* BEGIN Data *

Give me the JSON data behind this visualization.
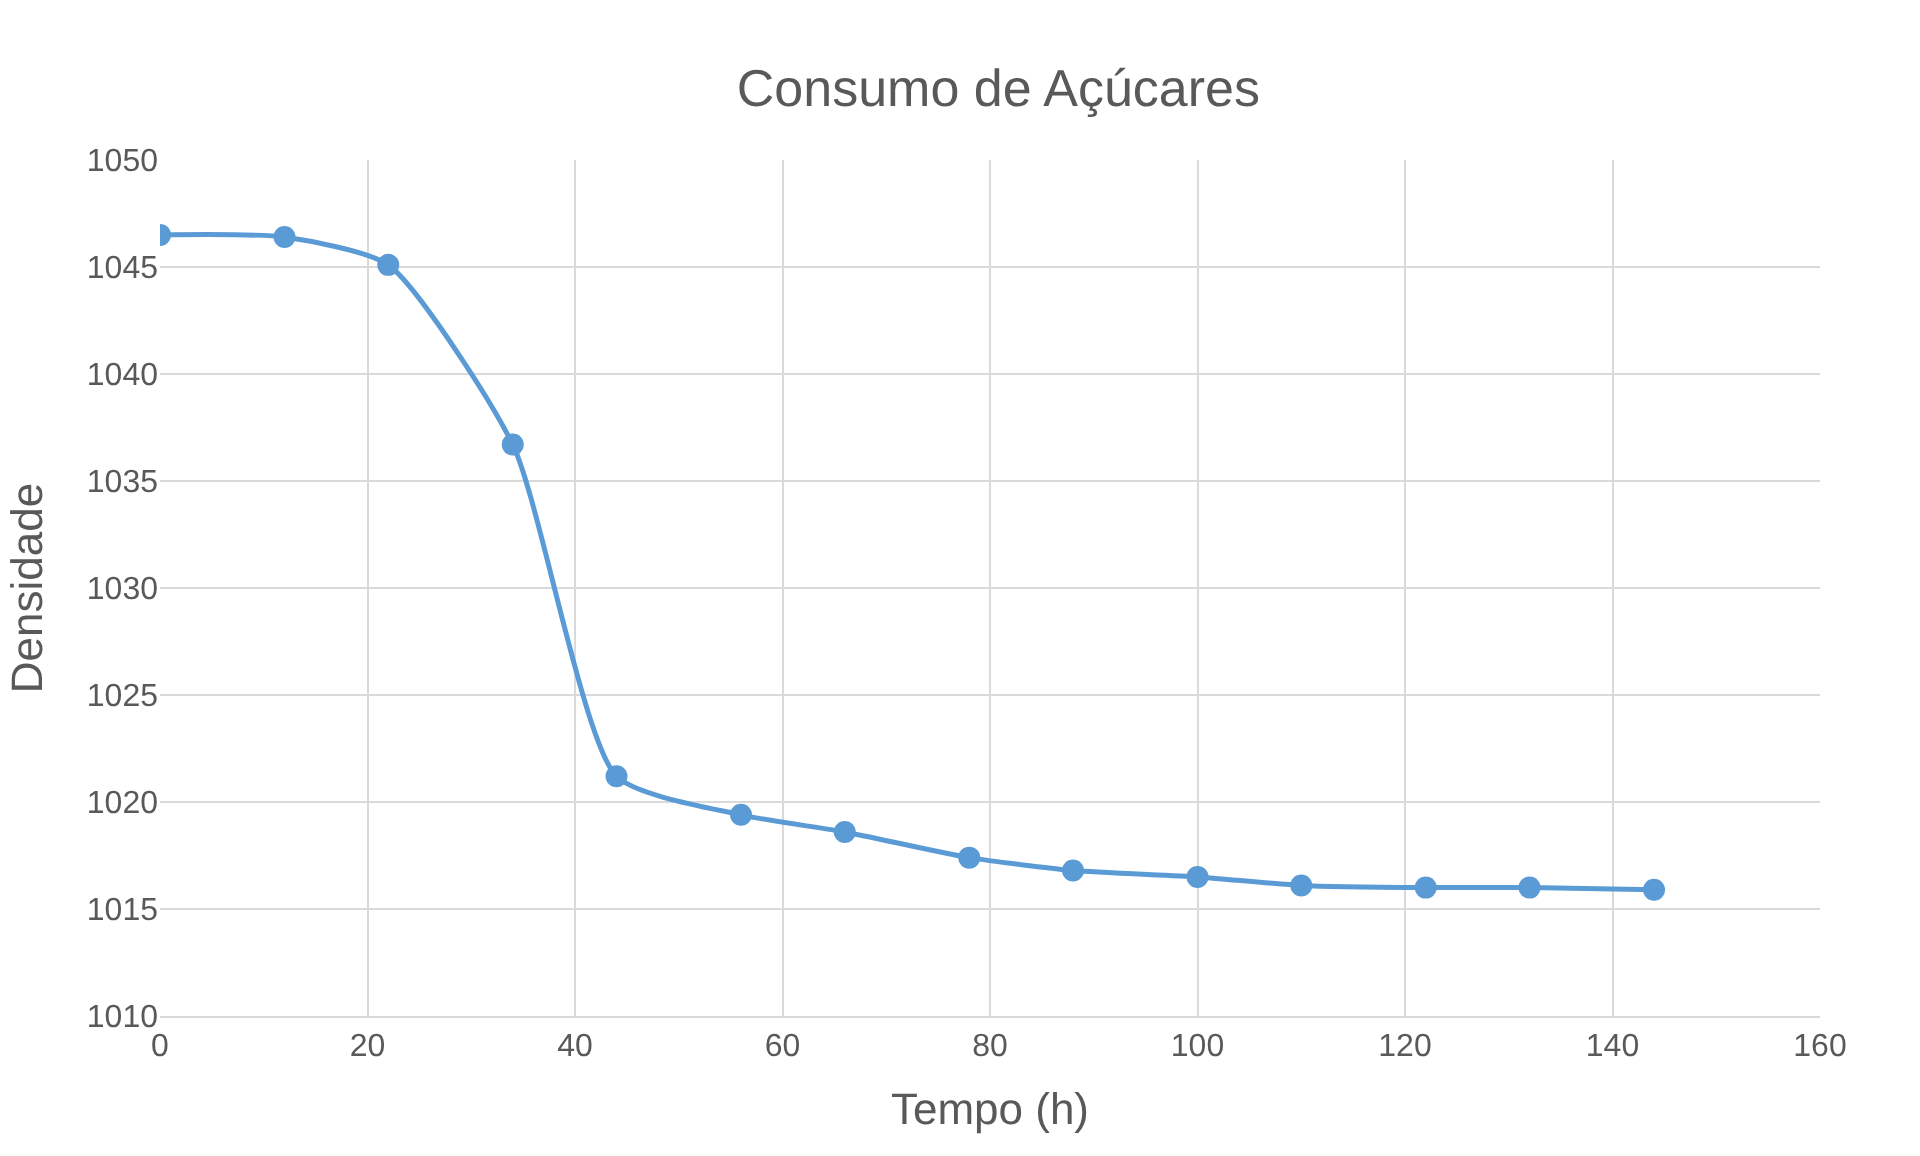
{
  "chart_data": {
    "type": "line",
    "title": "Consumo de Açúcares",
    "xlabel": "Tempo (h)",
    "ylabel": "Densidade",
    "x": [
      0,
      12,
      22,
      34,
      44,
      56,
      66,
      78,
      88,
      100,
      110,
      122,
      132,
      144
    ],
    "series": [
      {
        "color": "#5b9bd5",
        "values": [
          1046.5,
          1046.4,
          1045.1,
          1036.7,
          1021.2,
          1019.4,
          1018.6,
          1017.4,
          1016.8,
          1016.5,
          1016.1,
          1016.0,
          1016.0,
          1015.9
        ]
      }
    ],
    "xlim": [
      0,
      160
    ],
    "xticks": [
      0,
      20,
      40,
      60,
      80,
      100,
      120,
      140,
      160
    ],
    "ylim": [
      1010,
      1050
    ],
    "yticks": [
      1010,
      1015,
      1020,
      1025,
      1030,
      1035,
      1040,
      1045,
      1050
    ],
    "grid": true,
    "marker": "circle",
    "line_style": "solid"
  }
}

* END Data *

The records above are to be restated exactly, without their pictures.

### Answer to the task
Give me the JSON data behind this visualization.
{
  "chart_data": {
    "type": "line",
    "title": "Consumo de Açúcares",
    "xlabel": "Tempo (h)",
    "ylabel": "Densidade",
    "x": [
      0,
      12,
      22,
      34,
      44,
      56,
      66,
      78,
      88,
      100,
      110,
      122,
      132,
      144
    ],
    "series": [
      {
        "color": "#5b9bd5",
        "values": [
          1046.5,
          1046.4,
          1045.1,
          1036.7,
          1021.2,
          1019.4,
          1018.6,
          1017.4,
          1016.8,
          1016.5,
          1016.1,
          1016.0,
          1016.0,
          1015.9
        ]
      }
    ],
    "xlim": [
      0,
      160
    ],
    "xticks": [
      0,
      20,
      40,
      60,
      80,
      100,
      120,
      140,
      160
    ],
    "ylim": [
      1010,
      1050
    ],
    "yticks": [
      1010,
      1015,
      1020,
      1025,
      1030,
      1035,
      1040,
      1045,
      1050
    ],
    "grid": true,
    "marker": "circle",
    "line_style": "solid"
  }
}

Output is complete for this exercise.